**Énoncé de l'exercice**
Recopiez fidèlement, dans le texte fourni ci-dessous, tout ce qui va de "Des tests éclairants" jusqu'à "de 50 mg/l." inclus.

**Texte fourni**

***

Des tests éclairants
La revue « Que choisir » décidait en septembre 1993 d’en savoir un peu plus sur la pollution par les nitrates. Elle plaçait une bande test dans chaque exemplaire de journal diffusé et demandait à ses lecteurs de lui communiquer le résultat de leur mesure. La carte publiée indiquait une pollution généralisée avec, on s’en doute, des records en Bretagne. La moitié des 372 lecteurs finistériens qui avaient répondu déclaraient une eau dont la teneur était supérieure à la norme légale admissible de 50 mg/l.

***

**Jeu de données**
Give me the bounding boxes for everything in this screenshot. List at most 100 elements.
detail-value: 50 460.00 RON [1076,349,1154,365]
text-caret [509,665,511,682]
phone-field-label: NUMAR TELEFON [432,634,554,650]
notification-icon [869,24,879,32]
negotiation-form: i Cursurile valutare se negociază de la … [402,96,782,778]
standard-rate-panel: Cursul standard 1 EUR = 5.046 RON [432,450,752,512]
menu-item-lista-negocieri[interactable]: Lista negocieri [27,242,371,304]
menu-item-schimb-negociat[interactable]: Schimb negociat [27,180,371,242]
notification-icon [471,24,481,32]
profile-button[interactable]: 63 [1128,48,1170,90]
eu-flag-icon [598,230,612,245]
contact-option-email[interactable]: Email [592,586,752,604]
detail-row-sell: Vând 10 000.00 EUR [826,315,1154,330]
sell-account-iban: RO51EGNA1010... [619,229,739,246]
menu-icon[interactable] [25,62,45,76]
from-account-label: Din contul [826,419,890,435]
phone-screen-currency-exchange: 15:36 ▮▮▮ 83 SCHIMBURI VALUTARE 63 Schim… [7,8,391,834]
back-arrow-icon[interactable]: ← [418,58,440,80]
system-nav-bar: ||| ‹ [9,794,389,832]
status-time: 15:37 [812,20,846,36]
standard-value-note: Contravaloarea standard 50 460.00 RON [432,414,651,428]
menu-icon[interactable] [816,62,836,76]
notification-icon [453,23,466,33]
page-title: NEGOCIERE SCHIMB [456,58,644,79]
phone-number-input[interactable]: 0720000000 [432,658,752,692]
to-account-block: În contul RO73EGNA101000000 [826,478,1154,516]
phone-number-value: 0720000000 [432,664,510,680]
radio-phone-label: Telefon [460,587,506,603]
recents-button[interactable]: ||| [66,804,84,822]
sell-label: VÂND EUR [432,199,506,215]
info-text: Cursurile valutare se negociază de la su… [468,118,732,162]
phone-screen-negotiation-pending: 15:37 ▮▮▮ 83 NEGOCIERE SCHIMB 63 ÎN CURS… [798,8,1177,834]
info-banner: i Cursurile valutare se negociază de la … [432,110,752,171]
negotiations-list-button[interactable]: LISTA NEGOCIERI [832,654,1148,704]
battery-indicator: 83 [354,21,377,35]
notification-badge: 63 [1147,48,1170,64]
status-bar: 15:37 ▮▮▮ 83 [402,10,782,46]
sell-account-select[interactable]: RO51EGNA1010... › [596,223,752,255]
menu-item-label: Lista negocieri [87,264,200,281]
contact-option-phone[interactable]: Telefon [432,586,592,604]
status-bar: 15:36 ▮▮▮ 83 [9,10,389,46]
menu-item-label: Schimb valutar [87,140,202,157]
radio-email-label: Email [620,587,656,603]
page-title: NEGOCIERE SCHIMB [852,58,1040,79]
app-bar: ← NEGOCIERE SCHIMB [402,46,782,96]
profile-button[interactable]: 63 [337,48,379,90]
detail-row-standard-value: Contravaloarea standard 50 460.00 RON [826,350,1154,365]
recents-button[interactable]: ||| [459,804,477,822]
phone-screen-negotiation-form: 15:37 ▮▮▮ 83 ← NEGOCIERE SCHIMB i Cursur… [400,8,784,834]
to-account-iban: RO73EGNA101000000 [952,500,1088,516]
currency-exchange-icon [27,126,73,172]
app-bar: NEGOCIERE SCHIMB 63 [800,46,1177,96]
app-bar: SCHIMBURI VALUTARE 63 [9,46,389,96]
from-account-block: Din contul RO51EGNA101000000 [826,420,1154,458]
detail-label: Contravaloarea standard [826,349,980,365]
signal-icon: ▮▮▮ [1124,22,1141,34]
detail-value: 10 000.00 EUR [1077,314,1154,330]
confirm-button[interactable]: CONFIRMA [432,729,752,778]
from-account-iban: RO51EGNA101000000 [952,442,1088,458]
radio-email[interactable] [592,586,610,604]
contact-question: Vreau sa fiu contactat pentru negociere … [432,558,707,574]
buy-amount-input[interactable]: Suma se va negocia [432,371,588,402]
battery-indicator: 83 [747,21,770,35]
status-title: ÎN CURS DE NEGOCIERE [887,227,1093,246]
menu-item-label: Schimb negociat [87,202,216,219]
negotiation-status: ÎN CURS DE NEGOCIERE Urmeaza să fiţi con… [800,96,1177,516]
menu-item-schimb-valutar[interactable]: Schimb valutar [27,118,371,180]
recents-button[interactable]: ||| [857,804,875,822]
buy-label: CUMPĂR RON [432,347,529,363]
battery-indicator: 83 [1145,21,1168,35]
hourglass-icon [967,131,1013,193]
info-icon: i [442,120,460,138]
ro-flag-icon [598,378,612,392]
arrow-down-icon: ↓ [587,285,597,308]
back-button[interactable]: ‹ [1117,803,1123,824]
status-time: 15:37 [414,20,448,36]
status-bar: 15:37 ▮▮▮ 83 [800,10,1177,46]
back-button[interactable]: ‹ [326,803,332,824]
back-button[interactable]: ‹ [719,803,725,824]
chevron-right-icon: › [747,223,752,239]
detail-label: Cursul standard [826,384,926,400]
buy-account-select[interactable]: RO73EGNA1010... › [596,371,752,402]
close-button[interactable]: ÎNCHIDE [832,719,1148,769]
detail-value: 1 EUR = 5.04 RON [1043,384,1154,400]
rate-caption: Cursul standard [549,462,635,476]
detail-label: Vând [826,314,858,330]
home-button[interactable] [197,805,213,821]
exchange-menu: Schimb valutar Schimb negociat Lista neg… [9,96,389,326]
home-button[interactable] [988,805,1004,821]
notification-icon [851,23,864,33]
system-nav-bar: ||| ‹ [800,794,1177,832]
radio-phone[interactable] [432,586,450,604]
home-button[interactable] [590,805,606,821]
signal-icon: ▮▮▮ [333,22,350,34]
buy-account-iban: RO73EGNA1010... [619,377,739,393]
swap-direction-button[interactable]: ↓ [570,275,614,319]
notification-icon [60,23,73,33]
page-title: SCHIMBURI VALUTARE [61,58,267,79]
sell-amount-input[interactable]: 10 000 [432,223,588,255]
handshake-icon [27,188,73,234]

***

**Corrigé de l'exercice**
Des tests éclairants
La revue « Que choisir » décidait en septembre 1993 d’en savoir un peu plus sur la pollution par les nitrates. Elle plaçait une bande test dans chaque exemplaire de journal diffusé et demandait à ses lecteurs de lui communiquer le résultat de leur mesure. La carte publiée indiquait une pollution généralisée avec, on s’en doute, des records en Bretagne. La moitié des 372 lecteurs finistériens qui avaient répondu déclaraient une eau dont la teneur était supérieure à la norme légale admissible de 50 mg/l.